╭─ DATASET CONTENT

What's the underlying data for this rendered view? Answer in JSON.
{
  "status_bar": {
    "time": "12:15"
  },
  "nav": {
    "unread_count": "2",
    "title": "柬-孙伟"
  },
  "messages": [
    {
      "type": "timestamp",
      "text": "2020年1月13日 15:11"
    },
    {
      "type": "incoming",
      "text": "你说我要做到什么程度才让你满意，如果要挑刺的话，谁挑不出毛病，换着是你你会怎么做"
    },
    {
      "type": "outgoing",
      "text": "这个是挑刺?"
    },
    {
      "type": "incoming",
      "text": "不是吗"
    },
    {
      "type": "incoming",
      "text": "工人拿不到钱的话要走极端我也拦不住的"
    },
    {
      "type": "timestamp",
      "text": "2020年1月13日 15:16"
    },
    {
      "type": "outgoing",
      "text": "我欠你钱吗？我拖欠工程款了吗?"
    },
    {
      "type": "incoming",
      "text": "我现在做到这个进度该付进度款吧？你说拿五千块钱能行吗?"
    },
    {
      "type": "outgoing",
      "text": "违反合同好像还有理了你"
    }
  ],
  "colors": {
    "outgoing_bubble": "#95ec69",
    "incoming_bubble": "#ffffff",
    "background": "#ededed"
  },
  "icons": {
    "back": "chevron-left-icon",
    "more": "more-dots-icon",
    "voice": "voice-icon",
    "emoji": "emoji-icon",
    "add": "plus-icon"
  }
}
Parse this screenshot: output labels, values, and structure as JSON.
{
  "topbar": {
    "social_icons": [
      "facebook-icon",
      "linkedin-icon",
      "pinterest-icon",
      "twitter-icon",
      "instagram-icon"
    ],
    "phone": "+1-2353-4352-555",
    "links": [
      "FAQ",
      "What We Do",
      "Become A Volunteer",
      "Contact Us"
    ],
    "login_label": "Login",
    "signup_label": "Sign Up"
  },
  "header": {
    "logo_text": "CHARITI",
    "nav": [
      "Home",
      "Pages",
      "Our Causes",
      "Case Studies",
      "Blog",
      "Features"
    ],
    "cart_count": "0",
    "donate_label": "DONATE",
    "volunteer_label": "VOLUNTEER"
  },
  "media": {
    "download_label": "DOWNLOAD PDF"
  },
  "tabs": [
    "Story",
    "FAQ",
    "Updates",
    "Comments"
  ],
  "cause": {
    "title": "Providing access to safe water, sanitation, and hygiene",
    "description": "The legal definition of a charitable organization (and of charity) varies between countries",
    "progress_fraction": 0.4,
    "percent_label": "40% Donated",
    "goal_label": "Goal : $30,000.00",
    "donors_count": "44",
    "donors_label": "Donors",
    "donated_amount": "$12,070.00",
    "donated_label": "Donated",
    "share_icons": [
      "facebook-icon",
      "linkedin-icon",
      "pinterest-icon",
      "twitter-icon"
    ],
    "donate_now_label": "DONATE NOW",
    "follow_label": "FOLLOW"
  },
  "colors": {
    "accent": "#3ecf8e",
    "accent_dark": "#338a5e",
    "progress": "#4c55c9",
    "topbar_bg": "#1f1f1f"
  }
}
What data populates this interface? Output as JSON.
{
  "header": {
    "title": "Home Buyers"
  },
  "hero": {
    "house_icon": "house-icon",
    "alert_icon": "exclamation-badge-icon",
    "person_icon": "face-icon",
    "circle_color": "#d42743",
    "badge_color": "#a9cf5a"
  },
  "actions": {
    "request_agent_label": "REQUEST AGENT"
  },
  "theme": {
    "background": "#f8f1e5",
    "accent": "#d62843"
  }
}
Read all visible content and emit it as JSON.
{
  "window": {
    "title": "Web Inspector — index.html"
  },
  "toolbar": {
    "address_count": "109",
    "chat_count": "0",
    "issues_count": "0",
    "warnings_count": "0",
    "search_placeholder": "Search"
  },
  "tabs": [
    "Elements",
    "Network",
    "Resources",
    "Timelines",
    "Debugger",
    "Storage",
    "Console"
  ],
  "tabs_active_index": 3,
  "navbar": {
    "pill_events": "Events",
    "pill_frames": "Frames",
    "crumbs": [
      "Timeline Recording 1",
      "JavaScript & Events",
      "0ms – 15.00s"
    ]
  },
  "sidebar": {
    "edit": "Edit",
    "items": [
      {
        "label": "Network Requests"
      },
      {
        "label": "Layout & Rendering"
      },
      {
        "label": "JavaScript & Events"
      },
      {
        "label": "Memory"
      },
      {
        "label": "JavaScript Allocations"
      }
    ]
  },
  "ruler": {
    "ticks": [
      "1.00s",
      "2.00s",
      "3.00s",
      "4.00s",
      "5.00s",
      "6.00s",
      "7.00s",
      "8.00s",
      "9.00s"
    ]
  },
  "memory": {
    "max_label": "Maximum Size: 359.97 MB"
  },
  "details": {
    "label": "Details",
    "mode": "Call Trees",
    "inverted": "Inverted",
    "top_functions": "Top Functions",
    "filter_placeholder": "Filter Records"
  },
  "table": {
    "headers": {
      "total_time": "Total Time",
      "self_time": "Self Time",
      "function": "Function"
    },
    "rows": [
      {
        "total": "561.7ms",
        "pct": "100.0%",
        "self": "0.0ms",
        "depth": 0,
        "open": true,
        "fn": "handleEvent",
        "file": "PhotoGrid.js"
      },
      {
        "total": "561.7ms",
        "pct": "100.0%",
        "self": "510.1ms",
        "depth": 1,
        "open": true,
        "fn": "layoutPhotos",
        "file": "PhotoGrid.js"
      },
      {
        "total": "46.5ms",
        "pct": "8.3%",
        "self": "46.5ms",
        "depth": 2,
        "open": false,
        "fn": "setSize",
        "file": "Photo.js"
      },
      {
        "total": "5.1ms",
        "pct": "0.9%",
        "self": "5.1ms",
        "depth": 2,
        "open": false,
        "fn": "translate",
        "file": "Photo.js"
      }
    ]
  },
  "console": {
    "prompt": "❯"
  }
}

╰─

[WRITTEN REQUEST]
Retype the whole listing above exactly.

[SOLVED EXERCISE]
What's the underlying data for this rendered view? Answer in JSON.
{
  "status_bar": {
    "time": "12:15"
  },
  "nav": {
    "unread_count": "2",
    "title": "柬-孙伟"
  },
  "messages": [
    {
      "type": "timestamp",
      "text": "2020年1月13日 15:11"
    },
    {
      "type": "incoming",
      "text": "你说我要做到什么程度才让你满意，如果要挑刺的话，谁挑不出毛病，换着是你你会怎么做"
    },
    {
      "type": "outgoing",
      "text": "这个是挑刺?"
    },
    {
      "type": "incoming",
      "text": "不是吗"
    },
    {
      "type": "incoming",
      "text": "工人拿不到钱的话要走极端我也拦不住的"
    },
    {
      "type": "timestamp",
      "text": "2020年1月13日 15:16"
    },
    {
      "type": "outgoing",
      "text": "我欠你钱吗？我拖欠工程款了吗?"
    },
    {
      "type": "incoming",
      "text": "我现在做到这个进度该付进度款吧？你说拿五千块钱能行吗?"
    },
    {
      "type": "outgoing",
      "text": "违反合同好像还有理了你"
    }
  ],
  "colors": {
    "outgoing_bubble": "#95ec69",
    "incoming_bubble": "#ffffff",
    "background": "#ededed"
  },
  "icons": {
    "back": "chevron-left-icon",
    "more": "more-dots-icon",
    "voice": "voice-icon",
    "emoji": "emoji-icon",
    "add": "plus-icon"
  }
}
Parse this screenshot: output labels, values, and structure as JSON.
{
  "topbar": {
    "social_icons": [
      "facebook-icon",
      "linkedin-icon",
      "pinterest-icon",
      "twitter-icon",
      "instagram-icon"
    ],
    "phone": "+1-2353-4352-555",
    "links": [
      "FAQ",
      "What We Do",
      "Become A Volunteer",
      "Contact Us"
    ],
    "login_label": "Login",
    "signup_label": "Sign Up"
  },
  "header": {
    "logo_text": "CHARITI",
    "nav": [
      "Home",
      "Pages",
      "Our Causes",
      "Case Studies",
      "Blog",
      "Features"
    ],
    "cart_count": "0",
    "donate_label": "DONATE",
    "volunteer_label": "VOLUNTEER"
  },
  "media": {
    "download_label": "DOWNLOAD PDF"
  },
  "tabs": [
    "Story",
    "FAQ",
    "Updates",
    "Comments"
  ],
  "cause": {
    "title": "Providing access to safe water, sanitation, and hygiene",
    "description": "The legal definition of a charitable organization (and of charity) varies between countries",
    "progress_fraction": 0.4,
    "percent_label": "40% Donated",
    "goal_label": "Goal : $30,000.00",
    "donors_count": "44",
    "donors_label": "Donors",
    "donated_amount": "$12,070.00",
    "donated_label": "Donated",
    "share_icons": [
      "facebook-icon",
      "linkedin-icon",
      "pinterest-icon",
      "twitter-icon"
    ],
    "donate_now_label": "DONATE NOW",
    "follow_label": "FOLLOW"
  },
  "colors": {
    "accent": "#3ecf8e",
    "accent_dark": "#338a5e",
    "progress": "#4c55c9",
    "topbar_bg": "#1f1f1f"
  }
}
What data populates this interface? Output as JSON.
{
  "header": {
    "title": "Home Buyers"
  },
  "hero": {
    "house_icon": "house-icon",
    "alert_icon": "exclamation-badge-icon",
    "person_icon": "face-icon",
    "circle_color": "#d42743",
    "badge_color": "#a9cf5a"
  },
  "actions": {
    "request_agent_label": "REQUEST AGENT"
  },
  "theme": {
    "background": "#f8f1e5",
    "accent": "#d62843"
  }
}
Read all visible content and emit it as JSON.
{
  "window": {
    "title": "Web Inspector — index.html"
  },
  "toolbar": {
    "address_count": "109",
    "chat_count": "0",
    "issues_count": "0",
    "warnings_count": "0",
    "search_placeholder": "Search"
  },
  "tabs": [
    "Elements",
    "Network",
    "Resources",
    "Timelines",
    "Debugger",
    "Storage",
    "Console"
  ],
  "tabs_active_index": 3,
  "navbar": {
    "pill_events": "Events",
    "pill_frames": "Frames",
    "crumbs": [
      "Timeline Recording 1",
      "JavaScript & Events",
      "0ms – 15.00s"
    ]
  },
  "sidebar": {
    "edit": "Edit",
    "items": [
      {
        "label": "Network Requests"
      },
      {
        "label": "Layout & Rendering"
      },
      {
        "label": "JavaScript & Events"
      },
      {
        "label": "Memory"
      },
      {
        "label": "JavaScript Allocations"
      }
    ]
  },
  "ruler": {
    "ticks": [
      "1.00s",
      "2.00s",
      "3.00s",
      "4.00s",
      "5.00s",
      "6.00s",
      "7.00s",
      "8.00s",
      "9.00s"
    ]
  },
  "memory": {
    "max_label": "Maximum Size: 359.97 MB"
  },
  "details": {
    "label": "Details",
    "mode": "Call Trees",
    "inverted": "Inverted",
    "top_functions": "Top Functions",
    "filter_placeholder": "Filter Records"
  },
  "table": {
    "headers": {
      "total_time": "Total Time",
      "self_time": "Self Time",
      "function": "Function"
    },
    "rows": [
      {
        "total": "561.7ms",
        "pct": "100.0%",
        "self": "0.0ms",
        "depth": 0,
        "open": true,
        "fn": "handleEvent",
        "file": "PhotoGrid.js"
      },
      {
        "total": "561.7ms",
        "pct": "100.0%",
        "self": "510.1ms",
        "depth": 1,
        "open": true,
        "fn": "layoutPhotos",
        "file": "PhotoGrid.js"
      },
      {
        "total": "46.5ms",
        "pct": "8.3%",
        "self": "46.5ms",
        "depth": 2,
        "open": false,
        "fn": "setSize",
        "file": "Photo.js"
      },
      {
        "total": "5.1ms",
        "pct": "0.9%",
        "self": "5.1ms",
        "depth": 2,
        "open": false,
        "fn": "translate",
        "file": "Photo.js"
      }
    ]
  },
  "console": {
    "prompt": "❯"
  }
}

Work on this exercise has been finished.